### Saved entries
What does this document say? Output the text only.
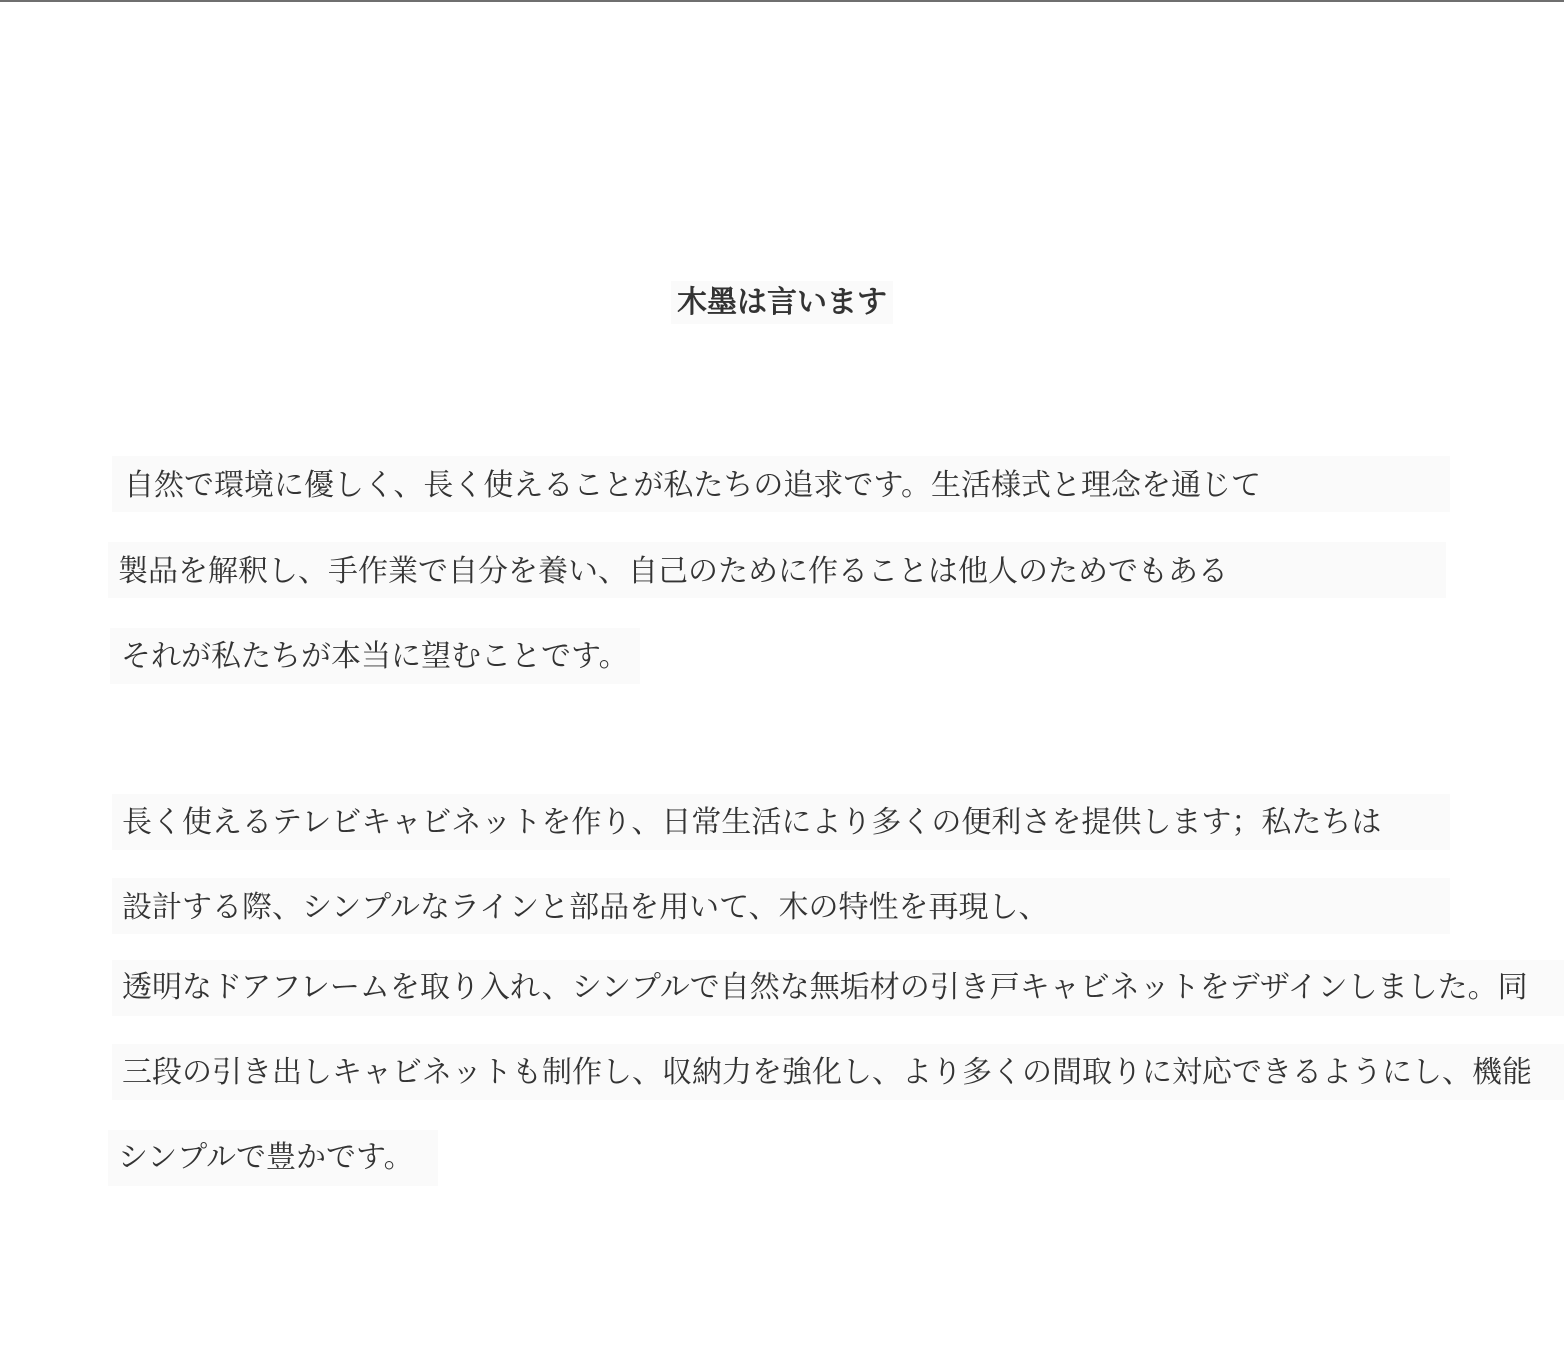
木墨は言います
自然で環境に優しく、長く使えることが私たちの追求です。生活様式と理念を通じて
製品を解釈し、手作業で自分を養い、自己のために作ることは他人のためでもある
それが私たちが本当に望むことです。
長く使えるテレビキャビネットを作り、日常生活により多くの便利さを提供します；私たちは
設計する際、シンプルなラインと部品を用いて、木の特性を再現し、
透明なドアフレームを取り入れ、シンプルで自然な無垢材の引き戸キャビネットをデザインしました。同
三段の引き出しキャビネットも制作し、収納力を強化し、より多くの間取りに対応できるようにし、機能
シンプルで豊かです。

### WHAT IS ASKED
Reproduce every line exactly and omit all pictures.

### WORKED ANSWER
What does this document say? Output the text only.
木墨は言います
自然で環境に優しく、長く使えることが私たちの追求です。生活様式と理念を通じて
製品を解釈し、手作業で自分を養い、自己のために作ることは他人のためでもある
それが私たちが本当に望むことです。
長く使えるテレビキャビネットを作り、日常生活により多くの便利さを提供します；私たちは
設計する際、シンプルなラインと部品を用いて、木の特性を再現し、
透明なドアフレームを取り入れ、シンプルで自然な無垢材の引き戸キャビネットをデザインしました。同
三段の引き出しキャビネットも制作し、収納力を強化し、より多くの間取りに対応できるようにし、機能
シンプルで豊かです。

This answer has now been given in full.